__WHAT TO WORK ON__:
Retype the material below. Keep every word exactly as it is.

(Extracts from a graphics dataset)

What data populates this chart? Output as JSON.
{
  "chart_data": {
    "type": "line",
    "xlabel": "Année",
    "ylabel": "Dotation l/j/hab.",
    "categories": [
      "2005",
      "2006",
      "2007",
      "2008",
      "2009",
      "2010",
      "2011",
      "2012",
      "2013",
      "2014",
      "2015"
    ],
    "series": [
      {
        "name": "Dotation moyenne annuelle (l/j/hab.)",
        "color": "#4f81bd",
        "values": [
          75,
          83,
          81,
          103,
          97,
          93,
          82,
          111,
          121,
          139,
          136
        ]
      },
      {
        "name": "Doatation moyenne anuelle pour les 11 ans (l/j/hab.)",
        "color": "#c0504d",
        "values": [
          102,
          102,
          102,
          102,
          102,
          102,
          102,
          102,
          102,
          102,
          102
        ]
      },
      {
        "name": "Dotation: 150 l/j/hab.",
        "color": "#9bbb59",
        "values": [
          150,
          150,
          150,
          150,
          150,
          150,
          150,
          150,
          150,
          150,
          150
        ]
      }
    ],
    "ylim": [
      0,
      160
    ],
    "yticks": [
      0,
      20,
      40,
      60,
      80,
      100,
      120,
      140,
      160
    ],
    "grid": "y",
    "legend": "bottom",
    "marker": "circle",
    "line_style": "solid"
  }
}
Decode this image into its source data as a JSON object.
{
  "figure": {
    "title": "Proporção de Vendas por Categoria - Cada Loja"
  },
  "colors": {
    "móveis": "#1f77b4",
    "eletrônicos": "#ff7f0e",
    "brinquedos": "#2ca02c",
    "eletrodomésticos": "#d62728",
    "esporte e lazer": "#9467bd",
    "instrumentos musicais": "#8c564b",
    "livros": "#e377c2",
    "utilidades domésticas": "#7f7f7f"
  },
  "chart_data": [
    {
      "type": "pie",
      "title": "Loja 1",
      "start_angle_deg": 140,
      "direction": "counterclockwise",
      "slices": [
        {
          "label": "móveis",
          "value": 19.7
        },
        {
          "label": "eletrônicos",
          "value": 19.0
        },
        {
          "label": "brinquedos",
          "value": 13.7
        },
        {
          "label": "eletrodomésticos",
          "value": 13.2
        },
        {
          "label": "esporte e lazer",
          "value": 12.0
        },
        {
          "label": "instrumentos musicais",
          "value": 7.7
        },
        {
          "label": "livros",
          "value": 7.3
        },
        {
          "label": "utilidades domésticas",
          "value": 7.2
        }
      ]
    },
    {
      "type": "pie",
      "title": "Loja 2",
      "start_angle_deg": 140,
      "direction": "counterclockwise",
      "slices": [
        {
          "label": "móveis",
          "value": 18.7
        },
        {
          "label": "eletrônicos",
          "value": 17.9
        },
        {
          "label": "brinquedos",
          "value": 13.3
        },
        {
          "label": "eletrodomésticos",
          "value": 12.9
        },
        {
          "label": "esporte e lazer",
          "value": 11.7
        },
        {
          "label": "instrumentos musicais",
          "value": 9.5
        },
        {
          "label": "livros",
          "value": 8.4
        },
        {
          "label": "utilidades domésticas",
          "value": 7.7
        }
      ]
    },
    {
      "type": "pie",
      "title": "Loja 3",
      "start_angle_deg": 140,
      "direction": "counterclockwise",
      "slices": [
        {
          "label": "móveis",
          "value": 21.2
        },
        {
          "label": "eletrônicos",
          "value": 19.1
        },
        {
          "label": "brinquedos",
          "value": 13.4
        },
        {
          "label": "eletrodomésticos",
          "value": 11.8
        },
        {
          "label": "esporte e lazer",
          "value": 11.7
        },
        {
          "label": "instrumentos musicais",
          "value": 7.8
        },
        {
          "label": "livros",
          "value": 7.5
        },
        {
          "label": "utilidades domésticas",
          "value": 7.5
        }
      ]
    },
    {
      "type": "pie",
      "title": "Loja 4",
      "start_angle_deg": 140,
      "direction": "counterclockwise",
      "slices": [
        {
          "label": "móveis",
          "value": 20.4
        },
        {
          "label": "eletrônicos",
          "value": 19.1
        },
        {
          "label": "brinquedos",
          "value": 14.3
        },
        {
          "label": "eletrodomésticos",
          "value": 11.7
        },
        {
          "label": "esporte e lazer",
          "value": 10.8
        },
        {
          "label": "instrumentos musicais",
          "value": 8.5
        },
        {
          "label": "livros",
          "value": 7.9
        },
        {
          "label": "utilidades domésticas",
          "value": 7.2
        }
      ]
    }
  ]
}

__ANSWER TO THIS PROBLEM__:
What data populates this chart? Output as JSON.
{
  "chart_data": {
    "type": "line",
    "xlabel": "Année",
    "ylabel": "Dotation l/j/hab.",
    "categories": [
      "2005",
      "2006",
      "2007",
      "2008",
      "2009",
      "2010",
      "2011",
      "2012",
      "2013",
      "2014",
      "2015"
    ],
    "series": [
      {
        "name": "Dotation moyenne annuelle (l/j/hab.)",
        "color": "#4f81bd",
        "values": [
          75,
          83,
          81,
          103,
          97,
          93,
          82,
          111,
          121,
          139,
          136
        ]
      },
      {
        "name": "Doatation moyenne anuelle pour les 11 ans (l/j/hab.)",
        "color": "#c0504d",
        "values": [
          102,
          102,
          102,
          102,
          102,
          102,
          102,
          102,
          102,
          102,
          102
        ]
      },
      {
        "name": "Dotation: 150 l/j/hab.",
        "color": "#9bbb59",
        "values": [
          150,
          150,
          150,
          150,
          150,
          150,
          150,
          150,
          150,
          150,
          150
        ]
      }
    ],
    "ylim": [
      0,
      160
    ],
    "yticks": [
      0,
      20,
      40,
      60,
      80,
      100,
      120,
      140,
      160
    ],
    "grid": "y",
    "legend": "bottom",
    "marker": "circle",
    "line_style": "solid"
  }
}
Decode this image into its source data as a JSON object.
{
  "figure": {
    "title": "Proporção de Vendas por Categoria - Cada Loja"
  },
  "colors": {
    "móveis": "#1f77b4",
    "eletrônicos": "#ff7f0e",
    "brinquedos": "#2ca02c",
    "eletrodomésticos": "#d62728",
    "esporte e lazer": "#9467bd",
    "instrumentos musicais": "#8c564b",
    "livros": "#e377c2",
    "utilidades domésticas": "#7f7f7f"
  },
  "chart_data": [
    {
      "type": "pie",
      "title": "Loja 1",
      "start_angle_deg": 140,
      "direction": "counterclockwise",
      "slices": [
        {
          "label": "móveis",
          "value": 19.7
        },
        {
          "label": "eletrônicos",
          "value": 19.0
        },
        {
          "label": "brinquedos",
          "value": 13.7
        },
        {
          "label": "eletrodomésticos",
          "value": 13.2
        },
        {
          "label": "esporte e lazer",
          "value": 12.0
        },
        {
          "label": "instrumentos musicais",
          "value": 7.7
        },
        {
          "label": "livros",
          "value": 7.3
        },
        {
          "label": "utilidades domésticas",
          "value": 7.2
        }
      ]
    },
    {
      "type": "pie",
      "title": "Loja 2",
      "start_angle_deg": 140,
      "direction": "counterclockwise",
      "slices": [
        {
          "label": "móveis",
          "value": 18.7
        },
        {
          "label": "eletrônicos",
          "value": 17.9
        },
        {
          "label": "brinquedos",
          "value": 13.3
        },
        {
          "label": "eletrodomésticos",
          "value": 12.9
        },
        {
          "label": "esporte e lazer",
          "value": 11.7
        },
        {
          "label": "instrumentos musicais",
          "value": 9.5
        },
        {
          "label": "livros",
          "value": 8.4
        },
        {
          "label": "utilidades domésticas",
          "value": 7.7
        }
      ]
    },
    {
      "type": "pie",
      "title": "Loja 3",
      "start_angle_deg": 140,
      "direction": "counterclockwise",
      "slices": [
        {
          "label": "móveis",
          "value": 21.2
        },
        {
          "label": "eletrônicos",
          "value": 19.1
        },
        {
          "label": "brinquedos",
          "value": 13.4
        },
        {
          "label": "eletrodomésticos",
          "value": 11.8
        },
        {
          "label": "esporte e lazer",
          "value": 11.7
        },
        {
          "label": "instrumentos musicais",
          "value": 7.8
        },
        {
          "label": "livros",
          "value": 7.5
        },
        {
          "label": "utilidades domésticas",
          "value": 7.5
        }
      ]
    },
    {
      "type": "pie",
      "title": "Loja 4",
      "start_angle_deg": 140,
      "direction": "counterclockwise",
      "slices": [
        {
          "label": "móveis",
          "value": 20.4
        },
        {
          "label": "eletrônicos",
          "value": 19.1
        },
        {
          "label": "brinquedos",
          "value": 14.3
        },
        {
          "label": "eletrodomésticos",
          "value": 11.7
        },
        {
          "label": "esporte e lazer",
          "value": 10.8
        },
        {
          "label": "instrumentos musicais",
          "value": 8.5
        },
        {
          "label": "livros",
          "value": 7.9
        },
        {
          "label": "utilidades domésticas",
          "value": 7.2
        }
      ]
    }
  ]
}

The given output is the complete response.